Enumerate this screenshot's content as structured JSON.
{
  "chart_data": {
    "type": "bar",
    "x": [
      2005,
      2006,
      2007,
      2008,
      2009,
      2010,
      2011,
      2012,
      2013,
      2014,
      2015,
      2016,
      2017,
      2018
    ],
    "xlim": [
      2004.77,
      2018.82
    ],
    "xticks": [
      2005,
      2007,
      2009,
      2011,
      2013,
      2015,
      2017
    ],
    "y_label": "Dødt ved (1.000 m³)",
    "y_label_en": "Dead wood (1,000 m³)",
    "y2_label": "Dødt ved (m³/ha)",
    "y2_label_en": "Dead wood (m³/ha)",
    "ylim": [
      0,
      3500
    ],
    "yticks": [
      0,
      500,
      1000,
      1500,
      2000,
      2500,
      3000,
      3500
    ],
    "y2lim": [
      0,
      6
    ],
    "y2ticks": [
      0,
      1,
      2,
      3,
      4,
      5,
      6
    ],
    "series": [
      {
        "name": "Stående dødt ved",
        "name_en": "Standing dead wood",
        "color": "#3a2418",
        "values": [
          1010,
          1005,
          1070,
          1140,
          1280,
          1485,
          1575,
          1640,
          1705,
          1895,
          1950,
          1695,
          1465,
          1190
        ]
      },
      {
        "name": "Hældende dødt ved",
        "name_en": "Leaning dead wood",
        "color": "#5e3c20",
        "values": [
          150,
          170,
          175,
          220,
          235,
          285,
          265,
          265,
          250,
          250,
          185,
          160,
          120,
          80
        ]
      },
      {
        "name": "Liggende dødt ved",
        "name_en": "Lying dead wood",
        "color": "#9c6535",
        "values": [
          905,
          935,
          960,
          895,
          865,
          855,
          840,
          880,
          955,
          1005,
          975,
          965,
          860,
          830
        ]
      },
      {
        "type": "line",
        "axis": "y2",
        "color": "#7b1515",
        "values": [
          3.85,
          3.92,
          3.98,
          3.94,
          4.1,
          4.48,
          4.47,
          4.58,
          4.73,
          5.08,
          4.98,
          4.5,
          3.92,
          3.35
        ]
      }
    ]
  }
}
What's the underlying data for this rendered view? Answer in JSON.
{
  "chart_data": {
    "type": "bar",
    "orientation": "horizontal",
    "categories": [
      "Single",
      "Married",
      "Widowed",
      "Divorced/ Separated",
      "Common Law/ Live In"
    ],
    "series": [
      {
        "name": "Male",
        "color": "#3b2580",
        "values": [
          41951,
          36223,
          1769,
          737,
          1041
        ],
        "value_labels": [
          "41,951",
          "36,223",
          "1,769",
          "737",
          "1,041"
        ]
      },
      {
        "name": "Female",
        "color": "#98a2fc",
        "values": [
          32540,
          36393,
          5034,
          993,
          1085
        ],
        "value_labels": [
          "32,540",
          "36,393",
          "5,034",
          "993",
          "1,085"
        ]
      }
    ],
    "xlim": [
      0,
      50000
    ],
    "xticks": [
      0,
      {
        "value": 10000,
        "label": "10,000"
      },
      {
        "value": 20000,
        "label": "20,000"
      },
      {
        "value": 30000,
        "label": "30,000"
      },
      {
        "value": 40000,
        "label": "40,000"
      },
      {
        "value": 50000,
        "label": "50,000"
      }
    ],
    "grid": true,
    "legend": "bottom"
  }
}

**The exercise:** Restate each entry exactly, skipping none.

**Task result:**
Enumerate this screenshot's content as structured JSON.
{
  "chart_data": {
    "type": "bar",
    "x": [
      2005,
      2006,
      2007,
      2008,
      2009,
      2010,
      2011,
      2012,
      2013,
      2014,
      2015,
      2016,
      2017,
      2018
    ],
    "xlim": [
      2004.77,
      2018.82
    ],
    "xticks": [
      2005,
      2007,
      2009,
      2011,
      2013,
      2015,
      2017
    ],
    "y_label": "Dødt ved (1.000 m³)",
    "y_label_en": "Dead wood (1,000 m³)",
    "y2_label": "Dødt ved (m³/ha)",
    "y2_label_en": "Dead wood (m³/ha)",
    "ylim": [
      0,
      3500
    ],
    "yticks": [
      0,
      500,
      1000,
      1500,
      2000,
      2500,
      3000,
      3500
    ],
    "y2lim": [
      0,
      6
    ],
    "y2ticks": [
      0,
      1,
      2,
      3,
      4,
      5,
      6
    ],
    "series": [
      {
        "name": "Stående dødt ved",
        "name_en": "Standing dead wood",
        "color": "#3a2418",
        "values": [
          1010,
          1005,
          1070,
          1140,
          1280,
          1485,
          1575,
          1640,
          1705,
          1895,
          1950,
          1695,
          1465,
          1190
        ]
      },
      {
        "name": "Hældende dødt ved",
        "name_en": "Leaning dead wood",
        "color": "#5e3c20",
        "values": [
          150,
          170,
          175,
          220,
          235,
          285,
          265,
          265,
          250,
          250,
          185,
          160,
          120,
          80
        ]
      },
      {
        "name": "Liggende dødt ved",
        "name_en": "Lying dead wood",
        "color": "#9c6535",
        "values": [
          905,
          935,
          960,
          895,
          865,
          855,
          840,
          880,
          955,
          1005,
          975,
          965,
          860,
          830
        ]
      },
      {
        "type": "line",
        "axis": "y2",
        "color": "#7b1515",
        "values": [
          3.85,
          3.92,
          3.98,
          3.94,
          4.1,
          4.48,
          4.47,
          4.58,
          4.73,
          5.08,
          4.98,
          4.5,
          3.92,
          3.35
        ]
      }
    ]
  }
}
What's the underlying data for this rendered view? Answer in JSON.
{
  "chart_data": {
    "type": "bar",
    "orientation": "horizontal",
    "categories": [
      "Single",
      "Married",
      "Widowed",
      "Divorced/ Separated",
      "Common Law/ Live In"
    ],
    "series": [
      {
        "name": "Male",
        "color": "#3b2580",
        "values": [
          41951,
          36223,
          1769,
          737,
          1041
        ],
        "value_labels": [
          "41,951",
          "36,223",
          "1,769",
          "737",
          "1,041"
        ]
      },
      {
        "name": "Female",
        "color": "#98a2fc",
        "values": [
          32540,
          36393,
          5034,
          993,
          1085
        ],
        "value_labels": [
          "32,540",
          "36,393",
          "5,034",
          "993",
          "1,085"
        ]
      }
    ],
    "xlim": [
      0,
      50000
    ],
    "xticks": [
      0,
      {
        "value": 10000,
        "label": "10,000"
      },
      {
        "value": 20000,
        "label": "20,000"
      },
      {
        "value": 30000,
        "label": "30,000"
      },
      {
        "value": 40000,
        "label": "40,000"
      },
      {
        "value": 50000,
        "label": "50,000"
      }
    ],
    "grid": true,
    "legend": "bottom"
  }
}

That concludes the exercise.